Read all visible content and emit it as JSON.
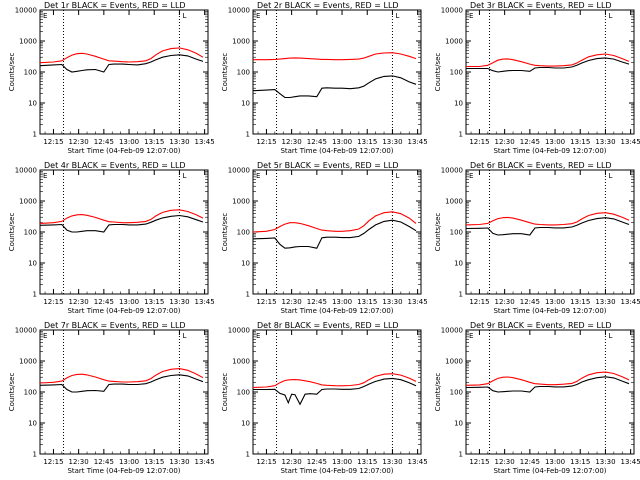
{
  "figure": {
    "series_colors": {
      "events": "#000000",
      "lld": "#ff0000"
    },
    "marker_letters": [
      "E",
      "L"
    ]
  },
  "chart_data": [
    {
      "type": "line",
      "title": "Det 1r BLACK = Events, RED = LLD",
      "xlabel": "Start Time (04-Feb-09 12:07:00)",
      "ylabel": "Counts/sec",
      "x_ticks": [
        "12:15",
        "12:30",
        "12:45",
        "13:00",
        "13:15",
        "13:30",
        "13:45"
      ],
      "y_ticks": [
        "1",
        "10",
        "100",
        "1000",
        "10000"
      ],
      "ylim": [
        1,
        10000
      ],
      "log_y": true,
      "vlines": [
        "12:21",
        "13:30"
      ],
      "x": [
        "12:07",
        "12:15",
        "12:20",
        "12:23",
        "12:26",
        "12:29",
        "12:32",
        "12:35",
        "12:40",
        "12:45",
        "12:48",
        "12:51",
        "12:56",
        "13:00",
        "13:05",
        "13:10",
        "13:13",
        "13:16",
        "13:20",
        "13:25",
        "13:30",
        "13:35",
        "13:40",
        "13:44"
      ],
      "series": [
        {
          "name": "Events",
          "values": [
            160,
            170,
            175,
            120,
            100,
            105,
            112,
            118,
            120,
            100,
            175,
            180,
            180,
            175,
            170,
            185,
            210,
            250,
            300,
            340,
            360,
            330,
            260,
            220
          ]
        },
        {
          "name": "LLD",
          "values": [
            200,
            210,
            230,
            290,
            350,
            390,
            400,
            380,
            320,
            260,
            230,
            225,
            215,
            210,
            215,
            230,
            270,
            360,
            480,
            570,
            600,
            520,
            400,
            300
          ]
        }
      ]
    },
    {
      "type": "line",
      "title": "Det 2r BLACK = Events, RED = LLD",
      "xlabel": "Start Time (04-Feb-09 12:07:00)",
      "ylabel": "Counts/sec",
      "x_ticks": [
        "12:15",
        "12:30",
        "12:45",
        "13:00",
        "13:15",
        "13:30",
        "13:45"
      ],
      "y_ticks": [
        "1",
        "10",
        "100",
        "1000",
        "10000"
      ],
      "ylim": [
        1,
        10000
      ],
      "log_y": true,
      "vlines": [
        "12:21",
        "13:30"
      ],
      "x": [
        "12:07",
        "12:15",
        "12:20",
        "12:23",
        "12:26",
        "12:29",
        "12:32",
        "12:35",
        "12:40",
        "12:45",
        "12:48",
        "12:51",
        "12:56",
        "13:00",
        "13:05",
        "13:10",
        "13:13",
        "13:16",
        "13:20",
        "13:25",
        "13:30",
        "13:35",
        "13:40",
        "13:44"
      ],
      "series": [
        {
          "name": "Events",
          "values": [
            25,
            26,
            27,
            20,
            15,
            15,
            16,
            17,
            17,
            16,
            30,
            31,
            30,
            30,
            29,
            31,
            35,
            45,
            60,
            72,
            75,
            65,
            48,
            40
          ]
        },
        {
          "name": "LLD",
          "values": [
            250,
            250,
            255,
            260,
            270,
            280,
            285,
            280,
            270,
            260,
            255,
            255,
            250,
            250,
            255,
            260,
            280,
            320,
            380,
            410,
            420,
            380,
            320,
            270
          ]
        }
      ]
    },
    {
      "type": "line",
      "title": "Det 3r BLACK = Events, RED = LLD",
      "xlabel": "Start Time (04-Feb-09 12:07:00)",
      "ylabel": "Counts/sec",
      "x_ticks": [
        "12:15",
        "12:30",
        "12:45",
        "13:00",
        "13:15",
        "13:30",
        "13:45"
      ],
      "y_ticks": [
        "1",
        "10",
        "100",
        "1000",
        "10000"
      ],
      "ylim": [
        1,
        10000
      ],
      "log_y": true,
      "vlines": [
        "12:21",
        "13:30"
      ],
      "x": [
        "12:07",
        "12:15",
        "12:20",
        "12:23",
        "12:26",
        "12:29",
        "12:32",
        "12:35",
        "12:40",
        "12:45",
        "12:48",
        "12:51",
        "12:56",
        "13:00",
        "13:05",
        "13:10",
        "13:13",
        "13:16",
        "13:20",
        "13:25",
        "13:30",
        "13:35",
        "13:40",
        "13:44"
      ],
      "series": [
        {
          "name": "Events",
          "values": [
            130,
            130,
            130,
            110,
            100,
            105,
            110,
            112,
            112,
            105,
            135,
            140,
            140,
            135,
            135,
            145,
            165,
            195,
            235,
            270,
            285,
            260,
            210,
            180
          ]
        },
        {
          "name": "LLD",
          "values": [
            150,
            150,
            165,
            200,
            240,
            260,
            265,
            250,
            215,
            180,
            165,
            160,
            155,
            155,
            160,
            170,
            195,
            240,
            310,
            360,
            380,
            340,
            270,
            220
          ]
        }
      ]
    },
    {
      "type": "line",
      "title": "Det 4r BLACK = Events, RED = LLD",
      "xlabel": "Start Time (04-Feb-09 12:07:00)",
      "ylabel": "Counts/sec",
      "x_ticks": [
        "12:15",
        "12:30",
        "12:45",
        "13:00",
        "13:15",
        "13:30",
        "13:45"
      ],
      "y_ticks": [
        "1",
        "10",
        "100",
        "1000",
        "10000"
      ],
      "ylim": [
        1,
        10000
      ],
      "log_y": true,
      "vlines": [
        "12:21",
        "13:30"
      ],
      "x": [
        "12:07",
        "12:15",
        "12:20",
        "12:23",
        "12:26",
        "12:29",
        "12:32",
        "12:35",
        "12:40",
        "12:45",
        "12:48",
        "12:51",
        "12:56",
        "13:00",
        "13:05",
        "13:10",
        "13:13",
        "13:16",
        "13:20",
        "13:25",
        "13:30",
        "13:35",
        "13:40",
        "13:44"
      ],
      "series": [
        {
          "name": "Events",
          "values": [
            165,
            170,
            175,
            115,
            100,
            100,
            105,
            110,
            110,
            100,
            170,
            175,
            175,
            170,
            170,
            180,
            205,
            240,
            285,
            320,
            340,
            310,
            250,
            210
          ]
        },
        {
          "name": "LLD",
          "values": [
            190,
            200,
            220,
            280,
            330,
            360,
            365,
            345,
            295,
            240,
            215,
            210,
            200,
            200,
            205,
            220,
            255,
            330,
            430,
            500,
            520,
            460,
            360,
            280
          ]
        }
      ]
    },
    {
      "type": "line",
      "title": "Det 5r BLACK = Events, RED = LLD",
      "xlabel": "Start Time (04-Feb-09 12:07:00)",
      "ylabel": "Counts/sec",
      "x_ticks": [
        "12:15",
        "12:30",
        "12:45",
        "13:00",
        "13:15",
        "13:30",
        "13:45"
      ],
      "y_ticks": [
        "1",
        "10",
        "100",
        "1000",
        "10000"
      ],
      "ylim": [
        1,
        10000
      ],
      "log_y": true,
      "vlines": [
        "12:21",
        "13:30"
      ],
      "x": [
        "12:07",
        "12:15",
        "12:20",
        "12:23",
        "12:26",
        "12:29",
        "12:32",
        "12:35",
        "12:40",
        "12:45",
        "12:48",
        "12:51",
        "12:56",
        "13:00",
        "13:05",
        "13:10",
        "13:13",
        "13:16",
        "13:20",
        "13:25",
        "13:30",
        "13:35",
        "13:40",
        "13:44"
      ],
      "series": [
        {
          "name": "Events",
          "values": [
            60,
            62,
            64,
            40,
            30,
            31,
            33,
            34,
            34,
            30,
            65,
            68,
            68,
            66,
            66,
            72,
            90,
            120,
            170,
            220,
            240,
            210,
            150,
            110
          ]
        },
        {
          "name": "LLD",
          "values": [
            100,
            105,
            120,
            150,
            180,
            200,
            200,
            190,
            160,
            130,
            115,
            110,
            105,
            105,
            110,
            125,
            160,
            230,
            330,
            420,
            450,
            390,
            280,
            190
          ]
        }
      ]
    },
    {
      "type": "line",
      "title": "Det 6r BLACK = Events, RED = LLD",
      "xlabel": "Start Time (04-Feb-09 12:07:00)",
      "ylabel": "Counts/sec",
      "x_ticks": [
        "12:15",
        "12:30",
        "12:45",
        "13:00",
        "13:15",
        "13:30",
        "13:45"
      ],
      "y_ticks": [
        "1",
        "10",
        "100",
        "1000",
        "10000"
      ],
      "ylim": [
        1,
        10000
      ],
      "log_y": true,
      "vlines": [
        "12:21",
        "13:30"
      ],
      "x": [
        "12:07",
        "12:15",
        "12:20",
        "12:23",
        "12:26",
        "12:29",
        "12:32",
        "12:35",
        "12:40",
        "12:45",
        "12:48",
        "12:51",
        "12:56",
        "13:00",
        "13:05",
        "13:10",
        "13:13",
        "13:16",
        "13:20",
        "13:25",
        "13:30",
        "13:35",
        "13:40",
        "13:44"
      ],
      "series": [
        {
          "name": "Events",
          "values": [
            130,
            132,
            135,
            90,
            80,
            82,
            85,
            88,
            88,
            80,
            135,
            140,
            140,
            136,
            136,
            145,
            165,
            195,
            235,
            270,
            290,
            265,
            210,
            175
          ]
        },
        {
          "name": "LLD",
          "values": [
            170,
            175,
            190,
            230,
            270,
            290,
            295,
            280,
            240,
            200,
            180,
            175,
            170,
            170,
            175,
            185,
            210,
            265,
            340,
            400,
            420,
            375,
            300,
            240
          ]
        }
      ]
    },
    {
      "type": "line",
      "title": "Det 7r BLACK = Events, RED = LLD",
      "xlabel": "Start Time (04-Feb-09 12:07:00)",
      "ylabel": "Counts/sec",
      "x_ticks": [
        "12:15",
        "12:30",
        "12:45",
        "13:00",
        "13:15",
        "13:30",
        "13:45"
      ],
      "y_ticks": [
        "1",
        "10",
        "100",
        "1000",
        "10000"
      ],
      "ylim": [
        1,
        10000
      ],
      "log_y": true,
      "vlines": [
        "12:21",
        "13:30"
      ],
      "x": [
        "12:07",
        "12:15",
        "12:20",
        "12:23",
        "12:26",
        "12:29",
        "12:32",
        "12:35",
        "12:40",
        "12:45",
        "12:48",
        "12:51",
        "12:56",
        "13:00",
        "13:05",
        "13:10",
        "13:13",
        "13:16",
        "13:20",
        "13:25",
        "13:30",
        "13:35",
        "13:40",
        "13:44"
      ],
      "series": [
        {
          "name": "Events",
          "values": [
            165,
            170,
            175,
            120,
            100,
            100,
            105,
            110,
            112,
            105,
            175,
            180,
            180,
            175,
            175,
            185,
            210,
            250,
            300,
            340,
            360,
            330,
            260,
            215
          ]
        },
        {
          "name": "LLD",
          "values": [
            195,
            205,
            225,
            285,
            340,
            370,
            375,
            355,
            305,
            250,
            225,
            220,
            210,
            210,
            215,
            230,
            270,
            350,
            460,
            540,
            570,
            500,
            380,
            290
          ]
        }
      ]
    },
    {
      "type": "line",
      "title": "Det 8r BLACK = Events, RED = LLD",
      "xlabel": "Start Time (04-Feb-09 12:07:00)",
      "ylabel": "Counts/sec",
      "x_ticks": [
        "12:15",
        "12:30",
        "12:45",
        "13:00",
        "13:15",
        "13:30",
        "13:45"
      ],
      "y_ticks": [
        "1",
        "10",
        "100",
        "1000",
        "10000"
      ],
      "ylim": [
        1,
        10000
      ],
      "log_y": true,
      "vlines": [
        "12:21",
        "13:30"
      ],
      "x": [
        "12:07",
        "12:15",
        "12:20",
        "12:23",
        "12:26",
        "12:28",
        "12:30",
        "12:32",
        "12:35",
        "12:38",
        "12:41",
        "12:45",
        "12:48",
        "12:51",
        "12:56",
        "13:00",
        "13:05",
        "13:10",
        "13:13",
        "13:16",
        "13:20",
        "13:25",
        "13:30",
        "13:35",
        "13:40",
        "13:44"
      ],
      "series": [
        {
          "name": "Events",
          "values": [
            120,
            120,
            122,
            90,
            80,
            45,
            85,
            82,
            40,
            85,
            88,
            85,
            120,
            125,
            125,
            122,
            122,
            130,
            150,
            180,
            220,
            260,
            275,
            250,
            200,
            160
          ]
        },
        {
          "name": "LLD",
          "values": [
            140,
            145,
            160,
            200,
            235,
            245,
            250,
            252,
            245,
            230,
            215,
            190,
            170,
            165,
            160,
            158,
            162,
            175,
            200,
            250,
            320,
            375,
            390,
            350,
            280,
            220
          ]
        }
      ]
    },
    {
      "type": "line",
      "title": "Det 9r BLACK = Events, RED = LLD",
      "xlabel": "Start Time (04-Feb-09 12:07:00)",
      "ylabel": "Counts/sec",
      "x_ticks": [
        "12:15",
        "12:30",
        "12:45",
        "13:00",
        "13:15",
        "13:30",
        "13:45"
      ],
      "y_ticks": [
        "1",
        "10",
        "100",
        "1000",
        "10000"
      ],
      "ylim": [
        1,
        10000
      ],
      "log_y": true,
      "vlines": [
        "12:21",
        "13:30"
      ],
      "x": [
        "12:07",
        "12:15",
        "12:20",
        "12:23",
        "12:26",
        "12:29",
        "12:32",
        "12:35",
        "12:40",
        "12:45",
        "12:48",
        "12:51",
        "12:56",
        "13:00",
        "13:05",
        "13:10",
        "13:13",
        "13:16",
        "13:20",
        "13:25",
        "13:30",
        "13:35",
        "13:40",
        "13:44"
      ],
      "series": [
        {
          "name": "Events",
          "values": [
            140,
            142,
            145,
            110,
            100,
            102,
            105,
            108,
            108,
            100,
            145,
            150,
            150,
            146,
            146,
            155,
            175,
            210,
            250,
            290,
            310,
            285,
            225,
            185
          ]
        },
        {
          "name": "LLD",
          "values": [
            165,
            170,
            185,
            230,
            275,
            300,
            305,
            290,
            250,
            205,
            185,
            180,
            172,
            172,
            178,
            190,
            220,
            280,
            360,
            420,
            440,
            395,
            310,
            245
          ]
        }
      ]
    }
  ]
}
※
→ Exercise goal
Only the number is wanted: how many lines in the entries above contain the word "title"?

→ Correct answer
9